Management innovation often redistributes power. So don’t expect everyone to be enthusiastic. Gary Hamel

While the book’s diverse examples are clear, wide-ranging and useful, in the perspective of time, they may not always be as radical as a paradigm shift might mandate. If some of Hamel’s discussion seems like yesterday’s news or codification of today’s ongoing paradigm, consider how innovative and fresh it was when he published it in 2007. While many other experts have said hierarchical, top-down management may stifle innovation and must change, few saw this as soon or explored it as thoroughly as Hamel.

His intelligence, his writing skills, and his ability to offer both specific and wide-ranging solutions continue to serve anyone who wants to encourage innovation or to understand the changing face of management. He develops these ideas further in his later books, which mark important progress in the field. However, you can benefit from the insights and suggestions in this book even if it’s your first Hamel read – just don’t make it your last.

Gary Hamel also wrote Competing for the Future (co-authored by K.C. Prahalad, 1996); Alliance Advantage: The Art of Creating Value Through Partnering (co-authored by Yves L. Doz, 1998); Leading the Revolution: How to Thrive in Turbulent Times by Making Innovation a Way of Life (2002); What Matters Now: How to Win in a World of Relentless Change, Ferocious Competition, and Unstoppable Innovation (2012); and Humanocracy: Creating Organizations as Amazing as the People Inside Them (co-authored by Michele Zanini, 2020). Bill Breen co-authored Brick By Brick with David Robertson.

▶ Data provided
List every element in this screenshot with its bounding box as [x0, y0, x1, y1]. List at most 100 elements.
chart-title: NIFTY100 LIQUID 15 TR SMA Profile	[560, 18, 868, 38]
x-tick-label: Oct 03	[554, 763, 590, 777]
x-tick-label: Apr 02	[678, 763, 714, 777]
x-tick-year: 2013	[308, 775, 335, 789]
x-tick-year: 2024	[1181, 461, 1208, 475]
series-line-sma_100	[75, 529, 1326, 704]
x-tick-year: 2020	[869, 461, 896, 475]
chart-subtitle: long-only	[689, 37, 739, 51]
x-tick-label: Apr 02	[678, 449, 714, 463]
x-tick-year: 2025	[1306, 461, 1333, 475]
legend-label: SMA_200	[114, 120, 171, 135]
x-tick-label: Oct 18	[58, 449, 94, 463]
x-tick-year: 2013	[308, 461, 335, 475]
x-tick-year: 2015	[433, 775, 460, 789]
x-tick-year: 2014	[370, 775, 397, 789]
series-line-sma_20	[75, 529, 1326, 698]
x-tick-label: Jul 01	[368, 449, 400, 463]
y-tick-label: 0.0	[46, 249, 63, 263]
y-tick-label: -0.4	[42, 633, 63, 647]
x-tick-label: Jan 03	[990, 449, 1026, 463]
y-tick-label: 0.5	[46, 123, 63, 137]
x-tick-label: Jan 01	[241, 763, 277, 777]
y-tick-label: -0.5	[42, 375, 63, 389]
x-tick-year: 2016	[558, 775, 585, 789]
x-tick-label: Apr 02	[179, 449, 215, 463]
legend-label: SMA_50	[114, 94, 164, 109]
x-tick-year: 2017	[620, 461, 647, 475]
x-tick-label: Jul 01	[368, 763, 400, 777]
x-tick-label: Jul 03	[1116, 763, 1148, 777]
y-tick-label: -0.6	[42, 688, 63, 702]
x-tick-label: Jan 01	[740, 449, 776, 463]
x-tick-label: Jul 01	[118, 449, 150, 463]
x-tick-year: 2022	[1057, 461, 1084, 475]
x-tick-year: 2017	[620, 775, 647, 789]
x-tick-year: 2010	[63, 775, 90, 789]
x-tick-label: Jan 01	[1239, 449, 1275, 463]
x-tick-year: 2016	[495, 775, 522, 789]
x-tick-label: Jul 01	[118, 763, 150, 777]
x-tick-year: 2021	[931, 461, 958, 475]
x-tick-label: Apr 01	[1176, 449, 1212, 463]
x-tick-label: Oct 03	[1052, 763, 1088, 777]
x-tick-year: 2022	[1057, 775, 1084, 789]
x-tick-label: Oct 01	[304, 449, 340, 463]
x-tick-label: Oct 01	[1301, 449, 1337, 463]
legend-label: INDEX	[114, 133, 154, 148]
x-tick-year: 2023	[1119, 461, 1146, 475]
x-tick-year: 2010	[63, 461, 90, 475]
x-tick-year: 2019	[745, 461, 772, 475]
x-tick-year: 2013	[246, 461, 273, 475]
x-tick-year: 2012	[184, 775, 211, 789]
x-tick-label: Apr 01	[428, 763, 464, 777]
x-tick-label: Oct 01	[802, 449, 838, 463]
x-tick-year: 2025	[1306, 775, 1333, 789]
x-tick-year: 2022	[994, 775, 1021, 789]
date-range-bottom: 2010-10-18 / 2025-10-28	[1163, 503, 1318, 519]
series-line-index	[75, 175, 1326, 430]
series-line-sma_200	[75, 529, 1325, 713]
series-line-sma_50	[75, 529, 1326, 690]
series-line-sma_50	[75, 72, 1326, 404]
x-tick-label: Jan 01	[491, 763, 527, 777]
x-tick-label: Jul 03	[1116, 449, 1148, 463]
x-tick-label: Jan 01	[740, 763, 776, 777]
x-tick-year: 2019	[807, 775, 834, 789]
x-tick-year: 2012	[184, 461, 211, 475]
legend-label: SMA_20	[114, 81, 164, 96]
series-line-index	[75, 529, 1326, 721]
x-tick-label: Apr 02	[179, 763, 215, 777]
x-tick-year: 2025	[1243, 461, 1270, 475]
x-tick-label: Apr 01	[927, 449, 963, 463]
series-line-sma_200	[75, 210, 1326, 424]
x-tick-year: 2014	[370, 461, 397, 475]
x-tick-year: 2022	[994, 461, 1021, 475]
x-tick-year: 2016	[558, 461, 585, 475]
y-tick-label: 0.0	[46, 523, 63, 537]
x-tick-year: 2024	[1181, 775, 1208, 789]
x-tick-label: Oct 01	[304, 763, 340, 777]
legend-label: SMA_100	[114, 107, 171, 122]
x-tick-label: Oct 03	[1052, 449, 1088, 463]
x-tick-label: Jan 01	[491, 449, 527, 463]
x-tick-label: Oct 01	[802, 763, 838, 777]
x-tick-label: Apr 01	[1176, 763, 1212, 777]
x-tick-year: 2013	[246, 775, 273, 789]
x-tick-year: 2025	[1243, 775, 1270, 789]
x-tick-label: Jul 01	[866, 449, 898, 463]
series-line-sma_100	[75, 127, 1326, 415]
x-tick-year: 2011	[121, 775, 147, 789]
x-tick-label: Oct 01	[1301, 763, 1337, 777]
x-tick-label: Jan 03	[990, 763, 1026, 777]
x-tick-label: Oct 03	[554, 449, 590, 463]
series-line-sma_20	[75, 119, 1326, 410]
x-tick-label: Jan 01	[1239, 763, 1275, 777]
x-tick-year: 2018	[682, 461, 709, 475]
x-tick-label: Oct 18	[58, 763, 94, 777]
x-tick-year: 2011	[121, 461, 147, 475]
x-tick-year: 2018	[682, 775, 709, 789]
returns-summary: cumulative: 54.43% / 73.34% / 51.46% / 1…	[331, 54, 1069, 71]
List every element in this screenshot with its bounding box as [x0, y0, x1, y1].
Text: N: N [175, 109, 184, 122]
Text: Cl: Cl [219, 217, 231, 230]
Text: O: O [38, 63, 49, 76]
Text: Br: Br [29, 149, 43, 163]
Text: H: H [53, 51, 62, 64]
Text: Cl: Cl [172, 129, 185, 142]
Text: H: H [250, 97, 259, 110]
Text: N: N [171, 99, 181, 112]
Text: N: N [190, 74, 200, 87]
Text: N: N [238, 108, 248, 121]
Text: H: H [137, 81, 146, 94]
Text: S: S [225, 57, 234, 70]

▶ Required work
In the book review, why should a reader who finds some of Hamel's discussion to be "yesterday's news" consider how fresh it was? Answer in one to three sentences.

▶ Exercise output
Hamel published it in 2007. Many experts have said that hierarchical, top-down management may stifle innovation and must change, but few saw this as soon as Hamel or explored it as thoroughly.